**EXERCISE GOAL**
Reproduce the listing below verbatim.

**DATASET**

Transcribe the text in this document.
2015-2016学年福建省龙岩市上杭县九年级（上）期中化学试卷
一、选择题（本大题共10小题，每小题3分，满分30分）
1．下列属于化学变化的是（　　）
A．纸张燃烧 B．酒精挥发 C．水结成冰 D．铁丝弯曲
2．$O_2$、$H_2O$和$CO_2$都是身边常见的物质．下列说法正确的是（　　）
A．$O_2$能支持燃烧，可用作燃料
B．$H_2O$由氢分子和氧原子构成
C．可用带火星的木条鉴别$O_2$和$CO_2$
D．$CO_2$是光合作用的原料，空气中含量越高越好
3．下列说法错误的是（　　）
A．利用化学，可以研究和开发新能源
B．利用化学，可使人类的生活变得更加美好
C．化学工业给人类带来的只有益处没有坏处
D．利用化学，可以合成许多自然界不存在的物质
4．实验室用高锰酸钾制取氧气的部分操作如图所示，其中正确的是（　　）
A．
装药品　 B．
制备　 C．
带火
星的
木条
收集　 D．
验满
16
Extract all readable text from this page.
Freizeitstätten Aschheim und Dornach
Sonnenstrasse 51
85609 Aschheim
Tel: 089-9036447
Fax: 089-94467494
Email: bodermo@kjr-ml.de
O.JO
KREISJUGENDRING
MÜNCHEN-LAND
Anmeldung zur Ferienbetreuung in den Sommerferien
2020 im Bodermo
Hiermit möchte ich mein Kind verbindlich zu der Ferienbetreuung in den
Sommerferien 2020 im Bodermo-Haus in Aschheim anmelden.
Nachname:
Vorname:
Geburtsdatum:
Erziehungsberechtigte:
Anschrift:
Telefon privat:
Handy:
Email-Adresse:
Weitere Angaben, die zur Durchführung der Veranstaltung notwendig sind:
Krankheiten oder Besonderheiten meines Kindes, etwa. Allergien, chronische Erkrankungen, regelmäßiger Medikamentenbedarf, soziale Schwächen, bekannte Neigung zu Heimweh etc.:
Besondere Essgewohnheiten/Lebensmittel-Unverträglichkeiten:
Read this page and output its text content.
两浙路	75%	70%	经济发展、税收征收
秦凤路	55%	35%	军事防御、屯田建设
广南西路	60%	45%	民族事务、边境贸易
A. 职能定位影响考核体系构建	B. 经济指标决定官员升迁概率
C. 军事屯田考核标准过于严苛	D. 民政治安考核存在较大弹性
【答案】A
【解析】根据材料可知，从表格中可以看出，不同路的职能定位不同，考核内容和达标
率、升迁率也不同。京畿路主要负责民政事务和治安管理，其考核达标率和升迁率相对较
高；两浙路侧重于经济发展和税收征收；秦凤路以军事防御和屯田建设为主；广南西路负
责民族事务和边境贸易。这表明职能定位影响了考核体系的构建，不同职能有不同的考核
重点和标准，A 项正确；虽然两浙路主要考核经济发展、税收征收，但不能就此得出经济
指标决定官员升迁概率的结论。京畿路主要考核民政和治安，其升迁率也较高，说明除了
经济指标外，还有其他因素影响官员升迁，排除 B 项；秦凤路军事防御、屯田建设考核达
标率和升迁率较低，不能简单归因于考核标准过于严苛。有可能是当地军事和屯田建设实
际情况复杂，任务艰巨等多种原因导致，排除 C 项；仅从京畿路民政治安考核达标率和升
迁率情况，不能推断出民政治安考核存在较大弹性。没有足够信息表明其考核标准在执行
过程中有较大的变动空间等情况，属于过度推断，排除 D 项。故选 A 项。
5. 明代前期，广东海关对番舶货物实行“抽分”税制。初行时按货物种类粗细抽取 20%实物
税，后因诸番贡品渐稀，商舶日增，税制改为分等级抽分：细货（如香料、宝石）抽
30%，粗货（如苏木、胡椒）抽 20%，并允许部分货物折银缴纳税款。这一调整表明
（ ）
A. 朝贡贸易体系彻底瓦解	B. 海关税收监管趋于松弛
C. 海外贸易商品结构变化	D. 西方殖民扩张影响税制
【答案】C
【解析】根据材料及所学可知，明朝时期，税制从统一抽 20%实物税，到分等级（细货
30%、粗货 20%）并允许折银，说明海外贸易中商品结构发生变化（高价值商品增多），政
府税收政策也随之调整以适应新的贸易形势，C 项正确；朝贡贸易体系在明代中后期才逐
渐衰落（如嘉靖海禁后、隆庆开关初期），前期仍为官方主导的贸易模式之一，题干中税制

**EXERCISE RESPONSE**
Transcribe the text in this document.
2015-2016学年福建省龙岩市上杭县九年级（上）期中化学试卷
一、选择题（本大题共10小题，每小题3分，满分30分）
1．下列属于化学变化的是（　　）
A．纸张燃烧 B．酒精挥发 C．水结成冰 D．铁丝弯曲
2．$O_2$、$H_2O$和$CO_2$都是身边常见的物质．下列说法正确的是（　　）
A．$O_2$能支持燃烧，可用作燃料
B．$H_2O$由氢分子和氧原子构成
C．可用带火星的木条鉴别$O_2$和$CO_2$
D．$CO_2$是光合作用的原料，空气中含量越高越好
3．下列说法错误的是（　　）
A．利用化学，可以研究和开发新能源
B．利用化学，可使人类的生活变得更加美好
C．化学工业给人类带来的只有益处没有坏处
D．利用化学，可以合成许多自然界不存在的物质
4．实验室用高锰酸钾制取氧气的部分操作如图所示，其中正确的是（　　）
A．
装药品　 B．
制备　 C．
带火
星的
木条
收集　 D．
验满
16
Extract all readable text from this page.
Freizeitstätten Aschheim und Dornach
Sonnenstrasse 51
85609 Aschheim
Tel: 089-9036447
Fax: 089-94467494
Email: bodermo@kjr-ml.de
O.JO
KREISJUGENDRING
MÜNCHEN-LAND
Anmeldung zur Ferienbetreuung in den Sommerferien
2020 im Bodermo
Hiermit möchte ich mein Kind verbindlich zu der Ferienbetreuung in den
Sommerferien 2020 im Bodermo-Haus in Aschheim anmelden.
Nachname:
Vorname:
Geburtsdatum:
Erziehungsberechtigte:
Anschrift:
Telefon privat:
Handy:
Email-Adresse:
Weitere Angaben, die zur Durchführung der Veranstaltung notwendig sind:
Krankheiten oder Besonderheiten meines Kindes, etwa. Allergien, chronische Erkrankungen, regelmäßiger Medikamentenbedarf, soziale Schwächen, bekannte Neigung zu Heimweh etc.:
Besondere Essgewohnheiten/Lebensmittel-Unverträglichkeiten:
Read this page and output its text content.
两浙路	75%	70%	经济发展、税收征收
秦凤路	55%	35%	军事防御、屯田建设
广南西路	60%	45%	民族事务、边境贸易
A. 职能定位影响考核体系构建	B. 经济指标决定官员升迁概率
C. 军事屯田考核标准过于严苛	D. 民政治安考核存在较大弹性
【答案】A
【解析】根据材料可知，从表格中可以看出，不同路的职能定位不同，考核内容和达标
率、升迁率也不同。京畿路主要负责民政事务和治安管理，其考核达标率和升迁率相对较
高；两浙路侧重于经济发展和税收征收；秦凤路以军事防御和屯田建设为主；广南西路负
责民族事务和边境贸易。这表明职能定位影响了考核体系的构建，不同职能有不同的考核
重点和标准，A 项正确；虽然两浙路主要考核经济发展、税收征收，但不能就此得出经济
指标决定官员升迁概率的结论。京畿路主要考核民政和治安，其升迁率也较高，说明除了
经济指标外，还有其他因素影响官员升迁，排除 B 项；秦凤路军事防御、屯田建设考核达
标率和升迁率较低，不能简单归因于考核标准过于严苛。有可能是当地军事和屯田建设实
际情况复杂，任务艰巨等多种原因导致，排除 C 项；仅从京畿路民政治安考核达标率和升
迁率情况，不能推断出民政治安考核存在较大弹性。没有足够信息表明其考核标准在执行
过程中有较大的变动空间等情况，属于过度推断，排除 D 项。故选 A 项。
5. 明代前期，广东海关对番舶货物实行“抽分”税制。初行时按货物种类粗细抽取 20%实物
税，后因诸番贡品渐稀，商舶日增，税制改为分等级抽分：细货（如香料、宝石）抽
30%，粗货（如苏木、胡椒）抽 20%，并允许部分货物折银缴纳税款。这一调整表明
（ ）
A. 朝贡贸易体系彻底瓦解	B. 海关税收监管趋于松弛
C. 海外贸易商品结构变化	D. 西方殖民扩张影响税制
【答案】C
【解析】根据材料及所学可知，明朝时期，税制从统一抽 20%实物税，到分等级（细货
30%、粗货 20%）并允许折银，说明海外贸易中商品结构发生变化（高价值商品增多），政
府税收政策也随之调整以适应新的贸易形势，C 项正确；朝贡贸易体系在明代中后期才逐
渐衰落（如嘉靖海禁后、隆庆开关初期），前期仍为官方主导的贸易模式之一，题干中税制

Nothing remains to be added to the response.